TASK GOAL
Extract every entry word for word. Skip the pictures.

☆ ☆ ☆

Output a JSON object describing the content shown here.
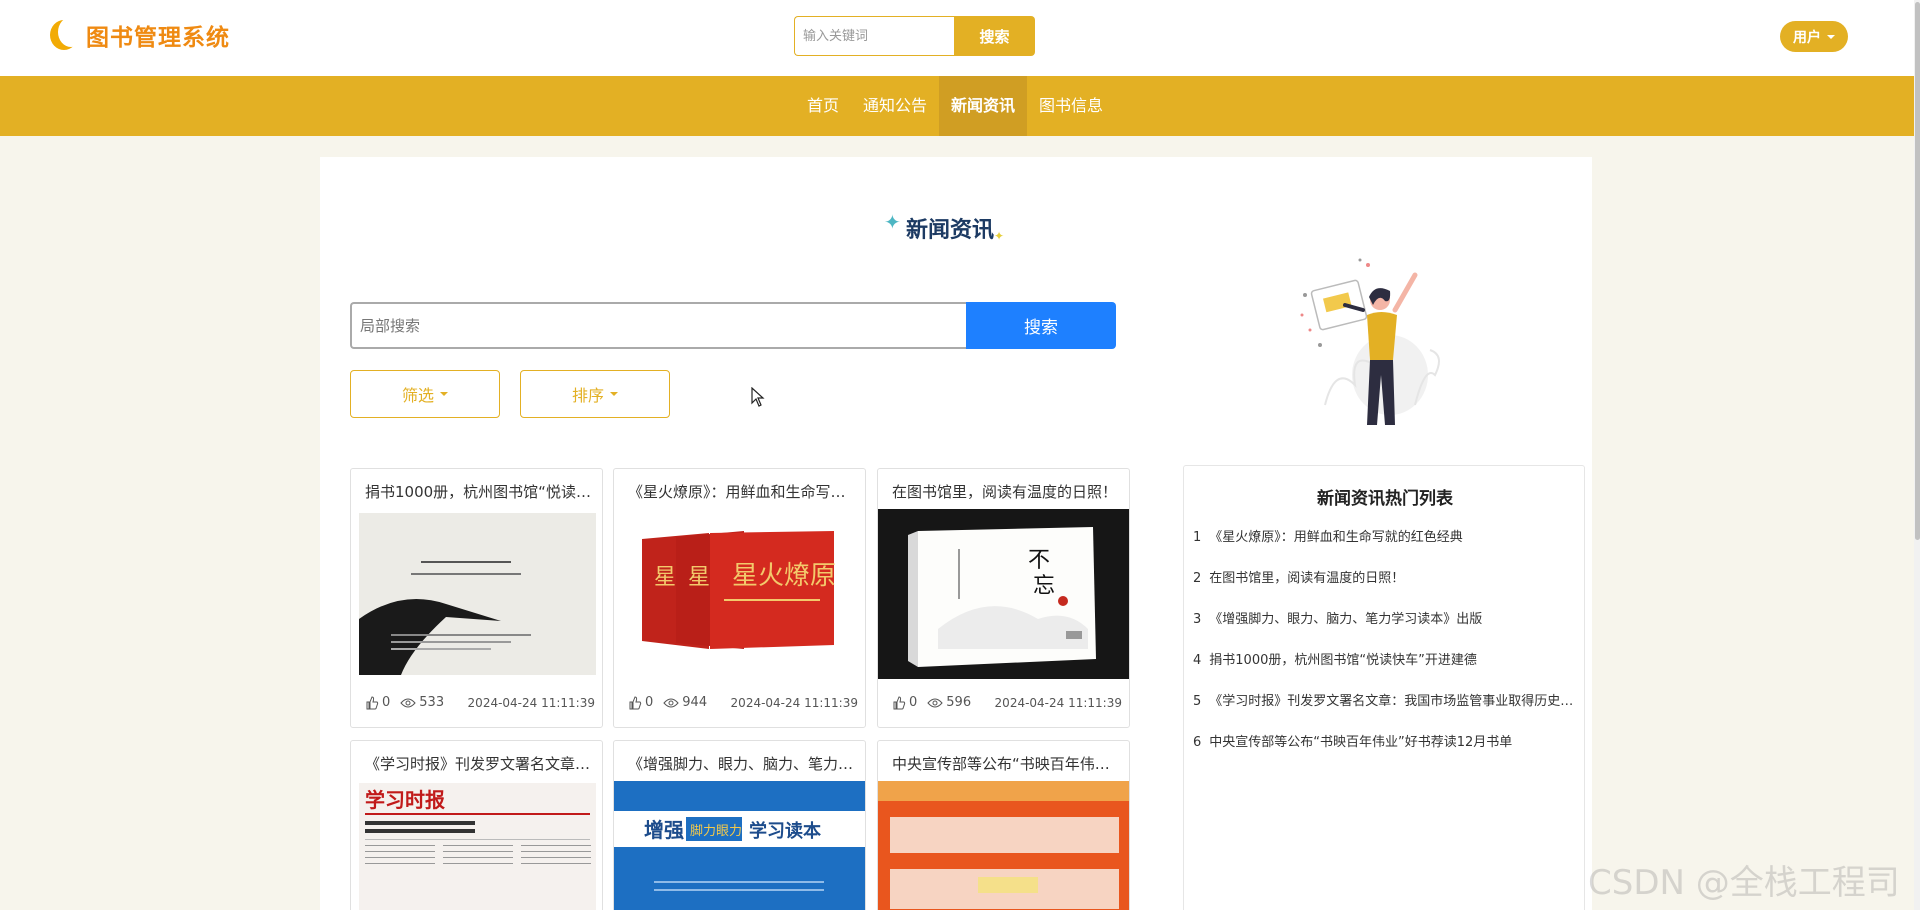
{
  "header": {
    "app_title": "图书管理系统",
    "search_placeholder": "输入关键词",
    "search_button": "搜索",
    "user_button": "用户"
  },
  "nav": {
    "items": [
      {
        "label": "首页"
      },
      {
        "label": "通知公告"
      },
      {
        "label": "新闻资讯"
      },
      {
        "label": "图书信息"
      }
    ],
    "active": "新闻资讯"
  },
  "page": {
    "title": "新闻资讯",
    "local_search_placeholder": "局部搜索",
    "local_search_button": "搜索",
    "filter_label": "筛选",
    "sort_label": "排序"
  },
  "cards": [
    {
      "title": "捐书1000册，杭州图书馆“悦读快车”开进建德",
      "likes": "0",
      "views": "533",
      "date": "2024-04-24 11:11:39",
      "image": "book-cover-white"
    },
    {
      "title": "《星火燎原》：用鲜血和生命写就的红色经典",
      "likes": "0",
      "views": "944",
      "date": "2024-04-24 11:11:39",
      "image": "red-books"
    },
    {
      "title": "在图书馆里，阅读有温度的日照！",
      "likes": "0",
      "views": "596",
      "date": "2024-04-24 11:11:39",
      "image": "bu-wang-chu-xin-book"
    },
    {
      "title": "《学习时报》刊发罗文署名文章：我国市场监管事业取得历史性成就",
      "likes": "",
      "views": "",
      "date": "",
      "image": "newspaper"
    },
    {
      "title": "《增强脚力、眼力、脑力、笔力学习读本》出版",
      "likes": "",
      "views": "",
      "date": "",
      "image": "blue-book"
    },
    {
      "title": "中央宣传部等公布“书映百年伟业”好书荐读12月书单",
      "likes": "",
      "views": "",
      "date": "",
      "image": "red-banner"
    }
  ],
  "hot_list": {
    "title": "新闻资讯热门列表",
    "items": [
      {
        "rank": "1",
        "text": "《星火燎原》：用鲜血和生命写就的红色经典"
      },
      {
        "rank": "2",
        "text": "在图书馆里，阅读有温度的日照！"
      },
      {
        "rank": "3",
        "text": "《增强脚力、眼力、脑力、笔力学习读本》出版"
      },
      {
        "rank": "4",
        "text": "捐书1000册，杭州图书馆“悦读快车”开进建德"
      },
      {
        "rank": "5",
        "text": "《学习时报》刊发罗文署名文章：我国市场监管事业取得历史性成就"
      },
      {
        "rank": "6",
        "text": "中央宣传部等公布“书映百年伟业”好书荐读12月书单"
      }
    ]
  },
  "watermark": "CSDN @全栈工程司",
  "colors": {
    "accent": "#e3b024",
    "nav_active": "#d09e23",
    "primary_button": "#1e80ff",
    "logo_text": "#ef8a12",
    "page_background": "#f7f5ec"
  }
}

☆ ☆ ☆

ANSWER BELOW
Output a JSON object describing the content shown here.
{
  "header": {
    "app_title": "图书管理系统",
    "search_placeholder": "输入关键词",
    "search_button": "搜索",
    "user_button": "用户"
  },
  "nav": {
    "items": [
      {
        "label": "首页"
      },
      {
        "label": "通知公告"
      },
      {
        "label": "新闻资讯"
      },
      {
        "label": "图书信息"
      }
    ],
    "active": "新闻资讯"
  },
  "page": {
    "title": "新闻资讯",
    "local_search_placeholder": "局部搜索",
    "local_search_button": "搜索",
    "filter_label": "筛选",
    "sort_label": "排序"
  },
  "cards": [
    {
      "title": "捐书1000册，杭州图书馆“悦读快车”开进建德",
      "likes": "0",
      "views": "533",
      "date": "2024-04-24 11:11:39",
      "image": "book-cover-white"
    },
    {
      "title": "《星火燎原》：用鲜血和生命写就的红色经典",
      "likes": "0",
      "views": "944",
      "date": "2024-04-24 11:11:39",
      "image": "red-books"
    },
    {
      "title": "在图书馆里，阅读有温度的日照！",
      "likes": "0",
      "views": "596",
      "date": "2024-04-24 11:11:39",
      "image": "bu-wang-chu-xin-book"
    },
    {
      "title": "《学习时报》刊发罗文署名文章：我国市场监管事业取得历史性成就",
      "likes": "",
      "views": "",
      "date": "",
      "image": "newspaper"
    },
    {
      "title": "《增强脚力、眼力、脑力、笔力学习读本》出版",
      "likes": "",
      "views": "",
      "date": "",
      "image": "blue-book"
    },
    {
      "title": "中央宣传部等公布“书映百年伟业”好书荐读12月书单",
      "likes": "",
      "views": "",
      "date": "",
      "image": "red-banner"
    }
  ],
  "hot_list": {
    "title": "新闻资讯热门列表",
    "items": [
      {
        "rank": "1",
        "text": "《星火燎原》：用鲜血和生命写就的红色经典"
      },
      {
        "rank": "2",
        "text": "在图书馆里，阅读有温度的日照！"
      },
      {
        "rank": "3",
        "text": "《增强脚力、眼力、脑力、笔力学习读本》出版"
      },
      {
        "rank": "4",
        "text": "捐书1000册，杭州图书馆“悦读快车”开进建德"
      },
      {
        "rank": "5",
        "text": "《学习时报》刊发罗文署名文章：我国市场监管事业取得历史性成就"
      },
      {
        "rank": "6",
        "text": "中央宣传部等公布“书映百年伟业”好书荐读12月书单"
      }
    ]
  },
  "watermark": "CSDN @全栈工程司",
  "colors": {
    "accent": "#e3b024",
    "nav_active": "#d09e23",
    "primary_button": "#1e80ff",
    "logo_text": "#ef8a12",
    "page_background": "#f7f5ec"
  }
}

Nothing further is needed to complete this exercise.